▶ **Work to complete**:
Go through the lines below. Copy those with "right".
--- Information provided ---
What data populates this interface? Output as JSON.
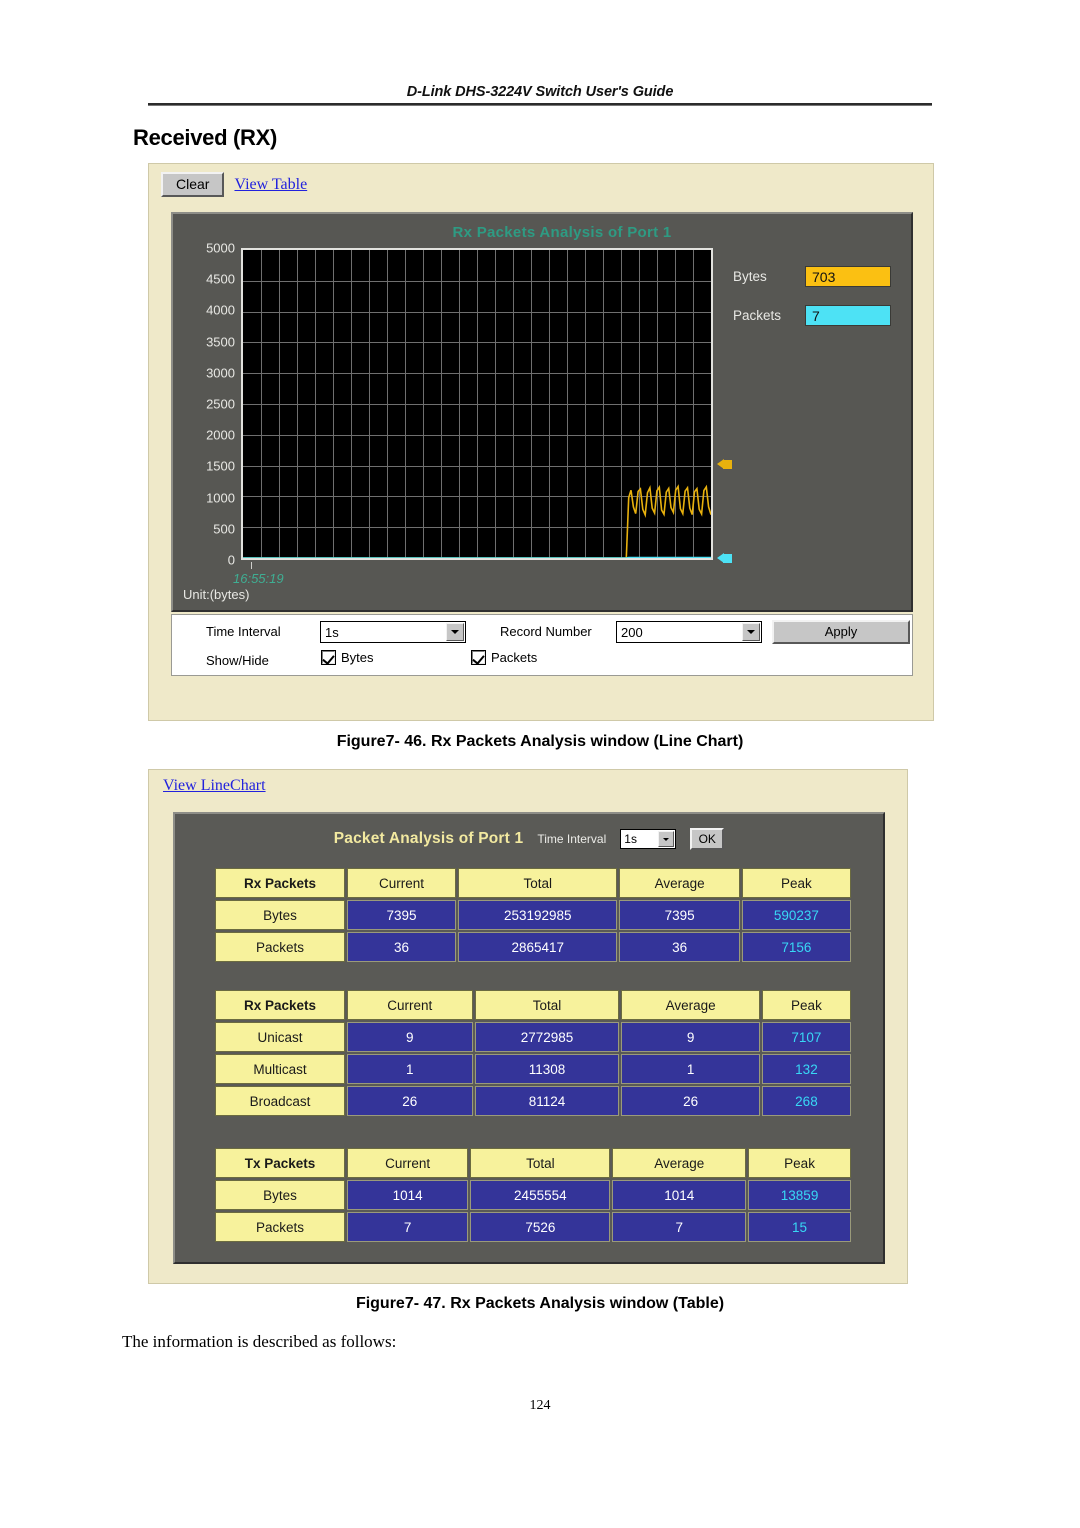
{
  "header": {
    "title": "D-Link DHS-3224V Switch User's Guide"
  },
  "page_title": "Received (RX)",
  "figure1": {
    "toolbar": {
      "clear_label": "Clear",
      "view_table_label": "View Table"
    },
    "chart_title": "Rx Packets Analysis of Port 1",
    "unit_label": "Unit:(bytes)",
    "x_axis_time": "16:55:19",
    "legend": [
      {
        "name": "Bytes",
        "value": "703",
        "color": "#fbc012"
      },
      {
        "name": "Packets",
        "value": "7",
        "color": "#4de2f5"
      }
    ],
    "controls": {
      "time_interval_label": "Time Interval",
      "time_interval_value": "1s",
      "record_number_label": "Record Number",
      "record_number_value": "200",
      "apply_label": "Apply",
      "show_hide_label": "Show/Hide",
      "checkbox_bytes_label": "Bytes",
      "checkbox_packets_label": "Packets"
    },
    "caption": "Figure7- 46.  Rx Packets Analysis window (Line Chart)"
  },
  "chart_data": {
    "type": "line",
    "title": "Rx Packets Analysis of Port 1",
    "xlabel": "",
    "ylabel": "Unit:(bytes)",
    "ylim": [
      0,
      5000
    ],
    "ytick_labels": [
      "5000",
      "4500",
      "4000",
      "3500",
      "3000",
      "2500",
      "2000",
      "1500",
      "1000",
      "500",
      "0"
    ],
    "ytick_values": [
      5000,
      4500,
      4000,
      3500,
      3000,
      2500,
      2000,
      1500,
      1000,
      500,
      0
    ],
    "xtick_labels": [
      "16:55:19"
    ],
    "grid": true,
    "legend_position": "right",
    "series": [
      {
        "name": "Bytes",
        "color": "#e8b10d",
        "current_value": 703,
        "values": [
          0,
          0,
          0,
          0,
          0,
          0,
          0,
          0,
          0,
          0,
          0,
          0,
          0,
          0,
          0,
          0,
          0,
          0,
          0,
          0,
          0,
          0,
          0,
          0,
          0,
          0,
          0,
          0,
          0,
          0,
          0,
          0,
          0,
          0,
          0,
          0,
          0,
          0,
          0,
          0,
          0,
          0,
          0,
          0,
          0,
          0,
          0,
          0,
          0,
          0,
          0,
          0,
          0,
          0,
          0,
          0,
          0,
          0,
          0,
          0,
          0,
          0,
          0,
          0,
          0,
          0,
          0,
          0,
          0,
          0,
          0,
          0,
          0,
          0,
          0,
          0,
          0,
          0,
          0,
          0,
          0,
          0,
          0,
          0,
          0,
          0,
          0,
          0,
          0,
          0,
          0,
          0,
          0,
          0,
          0,
          0,
          0,
          0,
          0,
          0,
          0,
          0,
          0,
          0,
          0,
          0,
          0,
          0,
          0,
          0,
          0,
          0,
          0,
          0,
          0,
          0,
          0,
          0,
          0,
          0,
          0,
          0,
          0,
          0,
          0,
          0,
          0,
          0,
          0,
          0,
          0,
          0,
          0,
          0,
          0,
          0,
          0,
          0,
          0,
          0,
          0,
          0,
          0,
          0,
          0,
          0,
          0,
          0,
          0,
          0,
          0,
          0,
          0,
          0,
          0,
          0,
          0,
          0,
          0,
          0,
          0,
          0,
          0,
          0,
          980,
          1100,
          830,
          720,
          1080,
          1120,
          790,
          700,
          1060,
          1140,
          810,
          730,
          1090,
          1150,
          780,
          710,
          1070,
          1130,
          820,
          740,
          1100,
          1160,
          800,
          720,
          1085,
          1140,
          810,
          705,
          1075,
          1125,
          790,
          715,
          1095,
          1155,
          830,
          703
        ],
        "visible": true
      },
      {
        "name": "Packets",
        "color": "#4de2f5",
        "current_value": 7,
        "values": [
          0,
          0,
          0,
          0,
          0,
          0,
          0,
          0,
          0,
          0,
          0,
          0,
          0,
          0,
          0,
          0,
          0,
          0,
          0,
          0,
          0,
          0,
          0,
          0,
          0,
          0,
          0,
          0,
          0,
          0,
          0,
          0,
          0,
          0,
          0,
          0,
          0,
          0,
          0,
          0,
          0,
          0,
          0,
          0,
          0,
          0,
          0,
          0,
          0,
          0,
          0,
          0,
          0,
          0,
          0,
          0,
          0,
          0,
          0,
          0,
          0,
          0,
          0,
          0,
          0,
          0,
          0,
          0,
          0,
          0,
          0,
          0,
          0,
          0,
          0,
          0,
          0,
          0,
          0,
          0,
          0,
          0,
          0,
          0,
          0,
          0,
          0,
          0,
          0,
          0,
          0,
          0,
          0,
          0,
          0,
          0,
          0,
          0,
          0,
          0,
          0,
          0,
          0,
          0,
          0,
          0,
          0,
          0,
          0,
          0,
          0,
          0,
          0,
          0,
          0,
          0,
          0,
          0,
          0,
          0,
          0,
          0,
          0,
          0,
          0,
          0,
          0,
          0,
          0,
          0,
          0,
          0,
          0,
          0,
          0,
          0,
          0,
          0,
          0,
          0,
          0,
          0,
          0,
          0,
          0,
          0,
          0,
          0,
          0,
          0,
          0,
          0,
          0,
          0,
          0,
          0,
          0,
          0,
          0,
          0,
          0,
          0,
          0,
          0,
          7,
          7,
          7,
          7,
          7,
          7,
          7,
          7,
          7,
          7,
          7,
          7,
          7,
          7,
          7,
          7,
          7,
          7,
          7,
          7,
          7,
          7,
          7,
          7,
          7,
          7,
          7,
          7,
          7,
          7,
          7,
          7,
          7,
          7,
          7,
          7
        ],
        "visible": true
      }
    ]
  },
  "figure2": {
    "view_linechart_label": "View LineChart",
    "panel_title": "Packet Analysis of Port 1",
    "time_interval_label": "Time Interval",
    "time_interval_value": "1s",
    "ok_label": "OK",
    "tables": [
      {
        "columns": [
          "Rx Packets",
          "Current",
          "Total",
          "Average",
          "Peak"
        ],
        "rows": [
          {
            "label": "Bytes",
            "current": "7395",
            "total": "253192985",
            "average": "7395",
            "peak": "590237"
          },
          {
            "label": "Packets",
            "current": "36",
            "total": "2865417",
            "average": "36",
            "peak": "7156"
          }
        ]
      },
      {
        "columns": [
          "Rx Packets",
          "Current",
          "Total",
          "Average",
          "Peak"
        ],
        "rows": [
          {
            "label": "Unicast",
            "current": "9",
            "total": "2772985",
            "average": "9",
            "peak": "7107"
          },
          {
            "label": "Multicast",
            "current": "1",
            "total": "11308",
            "average": "1",
            "peak": "132"
          },
          {
            "label": "Broadcast",
            "current": "26",
            "total": "81124",
            "average": "26",
            "peak": "268"
          }
        ]
      },
      {
        "columns": [
          "Tx Packets",
          "Current",
          "Total",
          "Average",
          "Peak"
        ],
        "rows": [
          {
            "label": "Bytes",
            "current": "1014",
            "total": "2455554",
            "average": "1014",
            "peak": "13859"
          },
          {
            "label": "Packets",
            "current": "7",
            "total": "7526",
            "average": "7",
            "peak": "15"
          }
        ]
      }
    ],
    "caption": "Figure7- 47.  Rx Packets Analysis window (Table)"
  },
  "body_text": "The information is described as follows:",
  "page_number": "124"
}
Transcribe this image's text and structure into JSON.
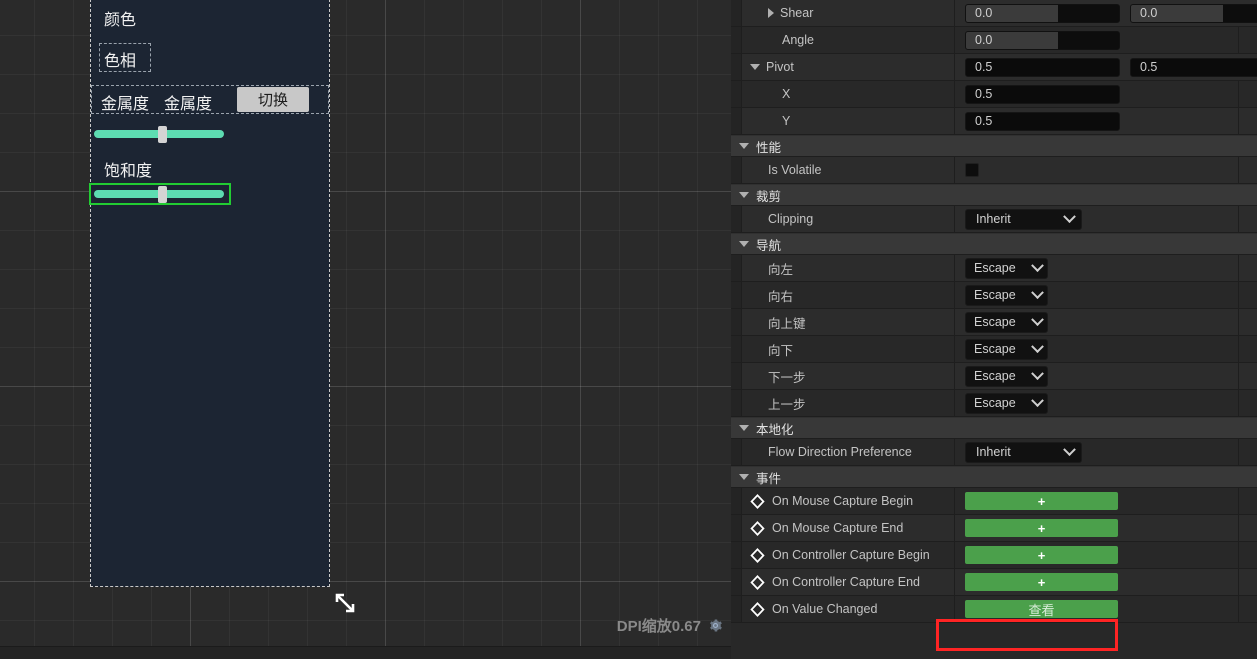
{
  "designer": {
    "widget_labels": {
      "color": "颜色",
      "hue": "色相",
      "metallic_a": "金属度",
      "metallic_b": "金属度",
      "toggle_button": "切换",
      "saturation": "饱和度"
    },
    "sliders": [
      {
        "name": "hue-slider",
        "value_pct": 52
      },
      {
        "name": "saturation-slider",
        "value_pct": 52
      }
    ],
    "footer": {
      "dpi_label": "DPI缩放0.67",
      "gear_icon": "gear-icon"
    },
    "resize_handle_icon": "resize-diagonal-icon"
  },
  "details": {
    "rows": [
      {
        "type": "prop",
        "expander": "right",
        "indent": 1,
        "label": "Shear",
        "fields": [
          {
            "kind": "spin",
            "value": "0.0"
          },
          {
            "kind": "spin",
            "value": "0.0"
          }
        ]
      },
      {
        "type": "prop",
        "indent": 2,
        "label": "Angle",
        "fields": [
          {
            "kind": "spin",
            "value": "0.0"
          }
        ]
      },
      {
        "type": "prop",
        "expander": "down",
        "indent": 0,
        "label": "Pivot",
        "fields": [
          {
            "kind": "num",
            "value": "0.5"
          },
          {
            "kind": "num",
            "value": "0.5"
          }
        ]
      },
      {
        "type": "prop",
        "indent": 2,
        "label": "X",
        "fields": [
          {
            "kind": "num",
            "value": "0.5"
          }
        ]
      },
      {
        "type": "prop",
        "indent": 2,
        "label": "Y",
        "fields": [
          {
            "kind": "num",
            "value": "0.5"
          }
        ]
      },
      {
        "type": "section",
        "label": "性能"
      },
      {
        "type": "prop",
        "indent": 1,
        "label": "Is Volatile",
        "fields": [
          {
            "kind": "checkbox",
            "checked": false
          }
        ]
      },
      {
        "type": "section",
        "label": "裁剪"
      },
      {
        "type": "prop",
        "indent": 1,
        "label": "Clipping",
        "fields": [
          {
            "kind": "combo-wide",
            "value": "Inherit"
          }
        ]
      },
      {
        "type": "section",
        "label": "导航"
      },
      {
        "type": "prop",
        "indent": 1,
        "label": "向左",
        "fields": [
          {
            "kind": "combo-narrow",
            "value": "Escape"
          }
        ]
      },
      {
        "type": "prop",
        "indent": 1,
        "label": "向右",
        "fields": [
          {
            "kind": "combo-narrow",
            "value": "Escape"
          }
        ]
      },
      {
        "type": "prop",
        "indent": 1,
        "label": "向上键",
        "fields": [
          {
            "kind": "combo-narrow",
            "value": "Escape"
          }
        ]
      },
      {
        "type": "prop",
        "indent": 1,
        "label": "向下",
        "fields": [
          {
            "kind": "combo-narrow",
            "value": "Escape"
          }
        ]
      },
      {
        "type": "prop",
        "indent": 1,
        "label": "下一步",
        "fields": [
          {
            "kind": "combo-narrow",
            "value": "Escape"
          }
        ]
      },
      {
        "type": "prop",
        "indent": 1,
        "label": "上一步",
        "fields": [
          {
            "kind": "combo-narrow",
            "value": "Escape"
          }
        ]
      },
      {
        "type": "section",
        "label": "本地化"
      },
      {
        "type": "prop",
        "indent": 1,
        "label": "Flow Direction Preference",
        "fields": [
          {
            "kind": "combo-wide",
            "value": "Inherit"
          }
        ]
      },
      {
        "type": "section",
        "label": "事件"
      },
      {
        "type": "event",
        "label": "On Mouse Capture Begin",
        "button": "+"
      },
      {
        "type": "event",
        "label": "On Mouse Capture End",
        "button": "+"
      },
      {
        "type": "event",
        "label": "On Controller Capture Begin",
        "button": "+"
      },
      {
        "type": "event",
        "label": "On Controller Capture End",
        "button": "+"
      },
      {
        "type": "event",
        "label": "On Value Changed",
        "button": "查看",
        "highlighted": true
      }
    ]
  },
  "colors": {
    "accent_green": "#4ba04b",
    "highlight_red": "#ff2424",
    "slider_teal": "#5ddcb2",
    "widget_bg": "#1c2533",
    "panel_bg": "#282828"
  }
}
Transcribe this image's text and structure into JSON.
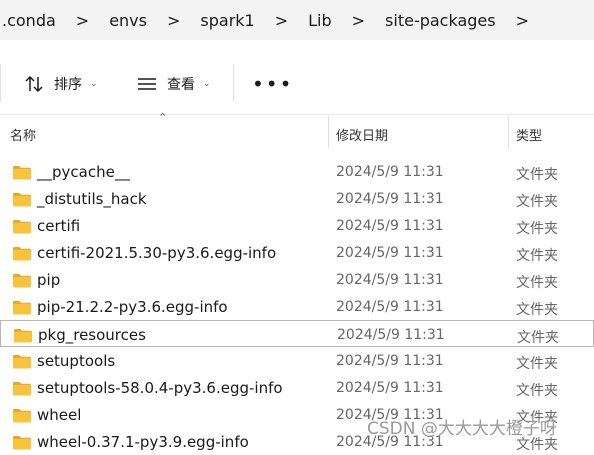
---
▶ **Answer to the task**:
    "legend_position": "right",
        "expander": "right",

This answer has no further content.